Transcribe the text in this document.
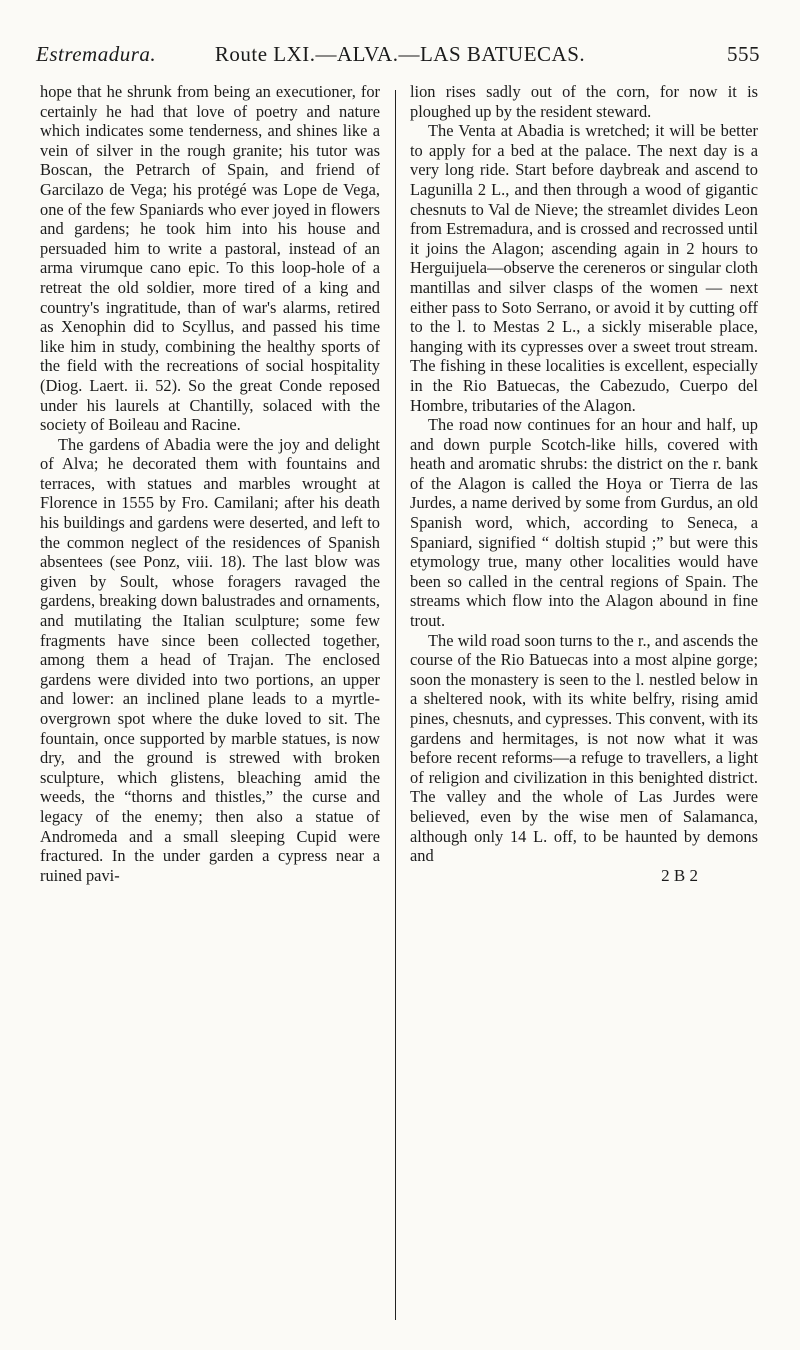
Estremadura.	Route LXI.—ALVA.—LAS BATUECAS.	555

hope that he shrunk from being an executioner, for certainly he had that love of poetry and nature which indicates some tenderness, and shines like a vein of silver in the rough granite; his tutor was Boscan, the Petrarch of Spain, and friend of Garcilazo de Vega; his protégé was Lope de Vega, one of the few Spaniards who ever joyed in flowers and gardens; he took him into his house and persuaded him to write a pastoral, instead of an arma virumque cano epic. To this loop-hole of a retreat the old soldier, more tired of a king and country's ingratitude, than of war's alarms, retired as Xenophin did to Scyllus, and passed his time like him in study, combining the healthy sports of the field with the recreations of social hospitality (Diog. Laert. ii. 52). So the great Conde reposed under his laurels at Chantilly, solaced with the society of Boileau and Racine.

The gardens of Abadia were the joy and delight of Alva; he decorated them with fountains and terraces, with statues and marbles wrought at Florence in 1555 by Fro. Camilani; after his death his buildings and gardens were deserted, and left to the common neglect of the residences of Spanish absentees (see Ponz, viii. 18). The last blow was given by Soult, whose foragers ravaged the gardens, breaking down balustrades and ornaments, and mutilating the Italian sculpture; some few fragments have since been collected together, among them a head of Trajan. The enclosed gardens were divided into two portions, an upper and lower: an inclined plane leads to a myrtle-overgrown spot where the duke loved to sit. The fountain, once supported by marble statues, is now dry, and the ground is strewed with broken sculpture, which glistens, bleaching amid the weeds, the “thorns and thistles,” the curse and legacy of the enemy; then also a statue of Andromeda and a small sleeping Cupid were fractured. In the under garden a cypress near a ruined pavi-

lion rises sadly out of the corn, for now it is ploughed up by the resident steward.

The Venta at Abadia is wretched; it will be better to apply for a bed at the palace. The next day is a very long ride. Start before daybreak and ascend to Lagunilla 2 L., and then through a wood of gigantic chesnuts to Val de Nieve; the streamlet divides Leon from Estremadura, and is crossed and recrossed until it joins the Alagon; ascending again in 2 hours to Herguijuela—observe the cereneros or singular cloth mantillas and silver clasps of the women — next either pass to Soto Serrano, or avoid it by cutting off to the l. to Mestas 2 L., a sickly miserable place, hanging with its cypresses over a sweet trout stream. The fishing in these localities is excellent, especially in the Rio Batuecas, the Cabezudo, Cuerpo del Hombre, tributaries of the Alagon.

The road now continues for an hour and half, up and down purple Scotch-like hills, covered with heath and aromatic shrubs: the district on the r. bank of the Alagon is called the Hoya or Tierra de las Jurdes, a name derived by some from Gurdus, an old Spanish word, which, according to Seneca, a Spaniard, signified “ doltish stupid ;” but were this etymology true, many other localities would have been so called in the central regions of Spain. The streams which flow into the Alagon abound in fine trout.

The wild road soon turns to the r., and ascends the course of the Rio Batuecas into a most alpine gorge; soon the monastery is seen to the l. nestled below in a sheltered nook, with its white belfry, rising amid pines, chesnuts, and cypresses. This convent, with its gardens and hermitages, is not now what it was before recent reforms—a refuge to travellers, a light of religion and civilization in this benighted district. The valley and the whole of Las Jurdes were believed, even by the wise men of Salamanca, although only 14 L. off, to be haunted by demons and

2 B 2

◇ ◇ ◇ ◇

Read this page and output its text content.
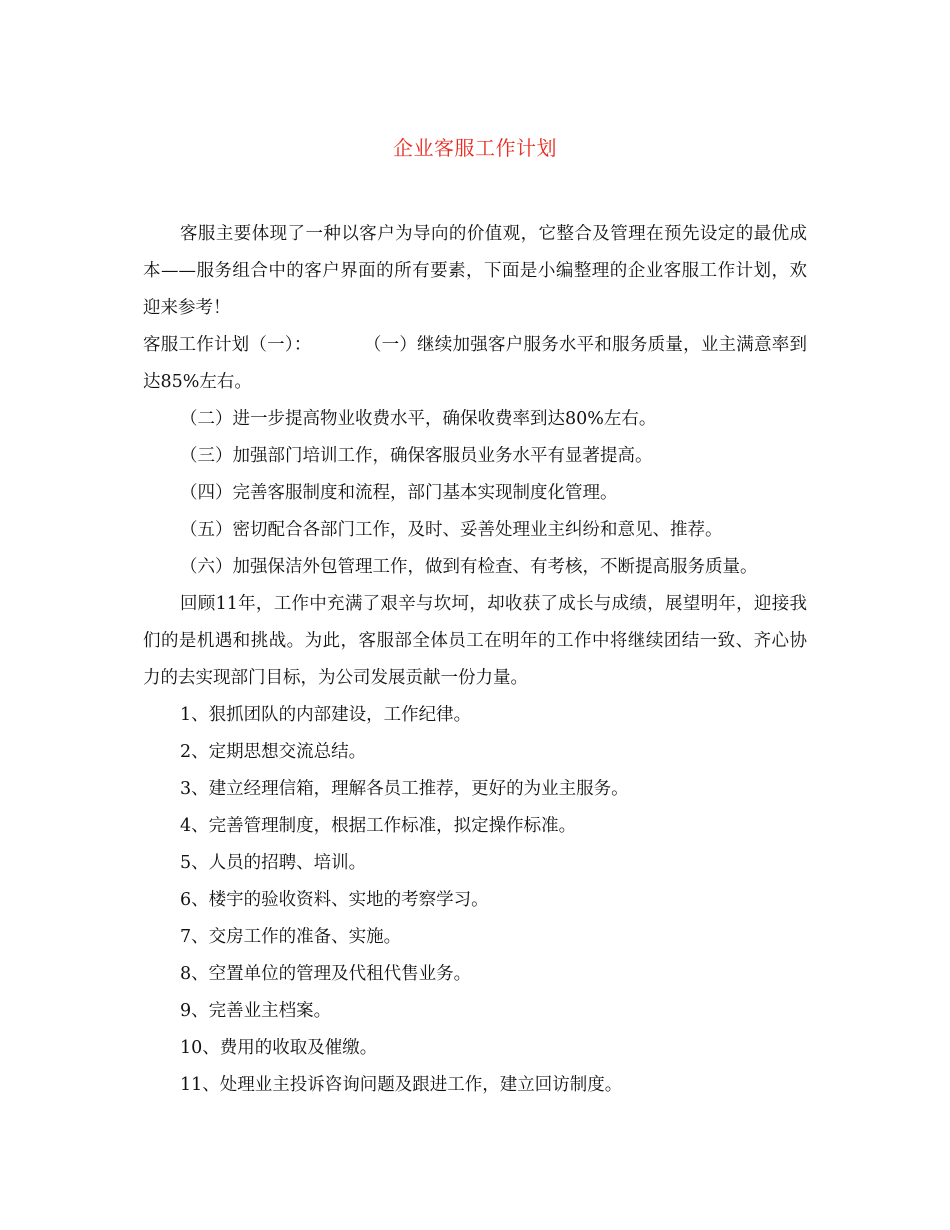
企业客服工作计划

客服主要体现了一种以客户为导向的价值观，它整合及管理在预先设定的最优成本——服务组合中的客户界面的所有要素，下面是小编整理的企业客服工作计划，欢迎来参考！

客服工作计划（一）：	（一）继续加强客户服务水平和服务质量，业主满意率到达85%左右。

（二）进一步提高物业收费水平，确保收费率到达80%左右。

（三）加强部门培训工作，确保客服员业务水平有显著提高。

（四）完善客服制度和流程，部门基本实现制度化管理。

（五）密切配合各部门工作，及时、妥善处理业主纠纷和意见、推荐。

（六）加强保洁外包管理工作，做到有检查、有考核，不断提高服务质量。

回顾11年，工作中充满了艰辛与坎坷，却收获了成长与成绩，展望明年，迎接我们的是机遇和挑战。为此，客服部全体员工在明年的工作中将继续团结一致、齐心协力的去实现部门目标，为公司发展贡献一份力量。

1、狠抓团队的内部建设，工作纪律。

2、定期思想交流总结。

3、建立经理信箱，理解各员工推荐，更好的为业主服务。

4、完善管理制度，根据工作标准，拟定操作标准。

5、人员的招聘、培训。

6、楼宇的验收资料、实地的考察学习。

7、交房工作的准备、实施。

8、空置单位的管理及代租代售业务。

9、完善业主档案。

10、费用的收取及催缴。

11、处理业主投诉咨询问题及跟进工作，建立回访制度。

◇ ◇ ◇ ◇

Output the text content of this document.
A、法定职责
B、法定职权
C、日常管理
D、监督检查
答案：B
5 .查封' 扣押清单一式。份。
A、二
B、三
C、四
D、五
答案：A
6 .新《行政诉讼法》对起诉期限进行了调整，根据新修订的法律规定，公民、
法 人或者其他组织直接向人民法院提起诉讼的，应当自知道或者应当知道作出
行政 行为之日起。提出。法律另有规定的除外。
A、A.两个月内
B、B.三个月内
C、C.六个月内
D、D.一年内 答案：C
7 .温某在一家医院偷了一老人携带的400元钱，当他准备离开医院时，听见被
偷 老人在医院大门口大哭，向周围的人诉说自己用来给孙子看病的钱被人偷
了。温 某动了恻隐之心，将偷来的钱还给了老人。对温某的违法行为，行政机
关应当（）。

◇ ◇ ◇ ◇

:: Exercise ::
In the data above, count the lines where the word "Spain" appears; reply with the number only.

:: Task output ::
2